Rewrite every line of the rows below as a numbered list, dropping any blank lines.
________________
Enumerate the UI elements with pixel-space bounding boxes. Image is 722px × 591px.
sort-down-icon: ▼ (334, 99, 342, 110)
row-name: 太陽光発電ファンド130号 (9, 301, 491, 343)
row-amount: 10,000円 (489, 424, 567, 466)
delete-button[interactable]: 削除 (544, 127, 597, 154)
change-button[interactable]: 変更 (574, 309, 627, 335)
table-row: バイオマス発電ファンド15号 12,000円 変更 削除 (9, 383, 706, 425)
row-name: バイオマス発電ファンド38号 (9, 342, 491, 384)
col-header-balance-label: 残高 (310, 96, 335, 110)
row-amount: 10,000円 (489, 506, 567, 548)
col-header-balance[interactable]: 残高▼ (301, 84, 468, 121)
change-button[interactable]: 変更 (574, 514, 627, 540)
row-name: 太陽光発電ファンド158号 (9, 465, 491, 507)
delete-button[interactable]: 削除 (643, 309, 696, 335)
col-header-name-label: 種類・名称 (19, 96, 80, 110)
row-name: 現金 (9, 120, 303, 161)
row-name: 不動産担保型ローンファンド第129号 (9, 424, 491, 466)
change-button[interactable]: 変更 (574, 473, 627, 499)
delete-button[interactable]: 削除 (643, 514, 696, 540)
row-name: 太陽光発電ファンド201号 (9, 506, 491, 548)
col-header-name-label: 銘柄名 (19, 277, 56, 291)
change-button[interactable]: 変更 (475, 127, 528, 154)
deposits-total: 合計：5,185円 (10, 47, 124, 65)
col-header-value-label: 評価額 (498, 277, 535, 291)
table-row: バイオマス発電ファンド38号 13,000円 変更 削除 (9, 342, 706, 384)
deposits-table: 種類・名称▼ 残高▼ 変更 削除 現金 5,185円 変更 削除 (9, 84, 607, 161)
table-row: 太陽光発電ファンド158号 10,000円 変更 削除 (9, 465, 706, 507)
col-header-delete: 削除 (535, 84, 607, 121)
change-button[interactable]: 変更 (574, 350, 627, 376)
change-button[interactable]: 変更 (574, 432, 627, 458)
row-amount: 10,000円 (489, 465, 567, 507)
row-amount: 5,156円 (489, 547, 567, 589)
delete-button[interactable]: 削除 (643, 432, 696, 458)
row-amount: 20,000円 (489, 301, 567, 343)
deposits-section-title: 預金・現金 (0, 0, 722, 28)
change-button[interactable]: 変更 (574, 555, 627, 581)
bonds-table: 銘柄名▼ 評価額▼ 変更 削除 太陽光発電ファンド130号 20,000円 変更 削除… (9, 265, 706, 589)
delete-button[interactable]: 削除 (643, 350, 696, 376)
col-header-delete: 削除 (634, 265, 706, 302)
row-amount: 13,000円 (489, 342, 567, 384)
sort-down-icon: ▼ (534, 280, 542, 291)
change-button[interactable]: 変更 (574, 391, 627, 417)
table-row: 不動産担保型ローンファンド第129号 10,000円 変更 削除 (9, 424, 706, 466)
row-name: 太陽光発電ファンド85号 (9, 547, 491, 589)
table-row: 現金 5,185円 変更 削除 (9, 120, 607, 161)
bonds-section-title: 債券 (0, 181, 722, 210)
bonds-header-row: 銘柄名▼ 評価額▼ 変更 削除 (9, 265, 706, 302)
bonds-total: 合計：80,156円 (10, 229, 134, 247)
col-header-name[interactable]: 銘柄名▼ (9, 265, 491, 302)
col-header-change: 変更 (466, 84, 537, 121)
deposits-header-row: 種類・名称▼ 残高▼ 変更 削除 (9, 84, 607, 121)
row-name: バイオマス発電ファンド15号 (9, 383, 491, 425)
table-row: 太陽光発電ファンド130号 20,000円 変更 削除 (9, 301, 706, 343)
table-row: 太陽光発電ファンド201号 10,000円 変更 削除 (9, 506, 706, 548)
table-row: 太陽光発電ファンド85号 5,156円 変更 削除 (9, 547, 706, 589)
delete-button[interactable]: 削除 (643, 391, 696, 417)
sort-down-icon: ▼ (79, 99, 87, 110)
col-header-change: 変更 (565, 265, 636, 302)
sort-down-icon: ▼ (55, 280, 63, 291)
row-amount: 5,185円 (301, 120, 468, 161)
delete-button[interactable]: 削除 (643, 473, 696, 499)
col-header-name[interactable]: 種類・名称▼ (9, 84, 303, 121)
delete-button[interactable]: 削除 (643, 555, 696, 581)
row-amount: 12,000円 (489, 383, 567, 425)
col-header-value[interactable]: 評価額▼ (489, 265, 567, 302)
________________
▸ **Response**
1. Enumerate the UI elements with pixel-space bounding boxes. Image is 722px × 591px.
2. sort-down-icon: ▼ (334, 99, 342, 110)
3. row-name: 太陽光発電ファンド130号 (9, 301, 491, 343)
4. row-amount: 10,000円 (489, 424, 567, 466)
5. delete-button[interactable]: 削除 (544, 127, 597, 154)
6. change-button[interactable]: 変更 (574, 309, 627, 335)
7. table-row: バイオマス発電ファンド15号 12,000円 変更 削除 (9, 383, 706, 425)
8. row-name: バイオマス発電ファンド38号 (9, 342, 491, 384)
9. col-header-balance-label: 残高 (310, 96, 335, 110)
10. row-amount: 10,000円 (489, 506, 567, 548)
11. col-header-balance[interactable]: 残高▼ (301, 84, 468, 121)
12. change-button[interactable]: 変更 (574, 514, 627, 540)
13. row-name: 太陽光発電ファンド158号 (9, 465, 491, 507)
14. delete-button[interactable]: 削除 (643, 309, 696, 335)
15. col-header-name-label: 種類・名称 (19, 96, 80, 110)
16. row-name: 現金 (9, 120, 303, 161)
17. row-name: 不動産担保型ローンファンド第129号 (9, 424, 491, 466)
18. change-button[interactable]: 変更 (574, 473, 627, 499)
19. delete-button[interactable]: 削除 (643, 514, 696, 540)
20. row-name: 太陽光発電ファンド201号 (9, 506, 491, 548)
21. col-header-name-label: 銘柄名 (19, 277, 56, 291)
22. change-button[interactable]: 変更 (475, 127, 528, 154)
23. deposits-total: 合計：5,185円 (10, 47, 124, 65)
24. col-header-value-label: 評価額 (498, 277, 535, 291)
25. table-row: バイオマス発電ファンド38号 13,000円 変更 削除 (9, 342, 706, 384)
26. deposits-table: 種類・名称▼ 残高▼ 変更 削除 現金 5,185円 変更 削除 (9, 84, 607, 161)
27. table-row: 太陽光発電ファンド158号 10,000円 変更 削除 (9, 465, 706, 507)
28. col-header-delete: 削除 (535, 84, 607, 121)
29. change-button[interactable]: 変更 (574, 350, 627, 376)
30. change-button[interactable]: 変更 (574, 432, 627, 458)
31. row-amount: 10,000円 (489, 465, 567, 507)
32. row-amount: 5,156円 (489, 547, 567, 589)
33. delete-button[interactable]: 削除 (643, 432, 696, 458)
34. row-amount: 20,000円 (489, 301, 567, 343)
35. deposits-section-title: 預金・現金 (0, 0, 722, 28)
36. change-button[interactable]: 変更 (574, 555, 627, 581)
37. bonds-table: 銘柄名▼ 評価額▼ 変更 削除 太陽光発電ファンド130号 20,000円 変更 削除… (9, 265, 706, 589)
38. delete-button[interactable]: 削除 (643, 350, 696, 376)
39. col-header-delete: 削除 (634, 265, 706, 302)
40. row-amount: 13,000円 (489, 342, 567, 384)
41. sort-down-icon: ▼ (534, 280, 542, 291)
42. change-button[interactable]: 変更 (574, 391, 627, 417)
43. table-row: 不動産担保型ローンファンド第129号 10,000円 変更 削除 (9, 424, 706, 466)
44. row-name: 太陽光発電ファンド85号 (9, 547, 491, 589)
45. table-row: 現金 5,185円 変更 削除 (9, 120, 607, 161)
46. bonds-section-title: 債券 (0, 181, 722, 210)
47. bonds-header-row: 銘柄名▼ 評価額▼ 変更 削除 (9, 265, 706, 302)
48. bonds-total: 合計：80,156円 (10, 229, 134, 247)
49. col-header-name[interactable]: 銘柄名▼ (9, 265, 491, 302)
50. col-header-change: 変更 (466, 84, 537, 121)
51. deposits-header-row: 種類・名称▼ 残高▼ 変更 削除 (9, 84, 607, 121)
52. row-name: バイオマス発電ファンド15号 (9, 383, 491, 425)
53. table-row: 太陽光発電ファンド130号 20,000円 変更 削除 (9, 301, 706, 343)
54. table-row: 太陽光発電ファンド201号 10,000円 変更 削除 (9, 506, 706, 548)
55. table-row: 太陽光発電ファンド85号 5,156円 変更 削除 (9, 547, 706, 589)
56. delete-button[interactable]: 削除 (643, 391, 696, 417)
57. sort-down-icon: ▼ (79, 99, 87, 110)
58. col-header-change: 変更 (565, 265, 636, 302)
59. sort-down-icon: ▼ (55, 280, 63, 291)
60. row-amount: 5,185円 (301, 120, 468, 161)
61. delete-button[interactable]: 削除 (643, 473, 696, 499)
62. col-header-name[interactable]: 種類・名称▼ (9, 84, 303, 121)
63. delete-button[interactable]: 削除 (643, 555, 696, 581)
64. row-amount: 12,000円 (489, 383, 567, 425)
65. col-header-value[interactable]: 評価額▼ (489, 265, 567, 302)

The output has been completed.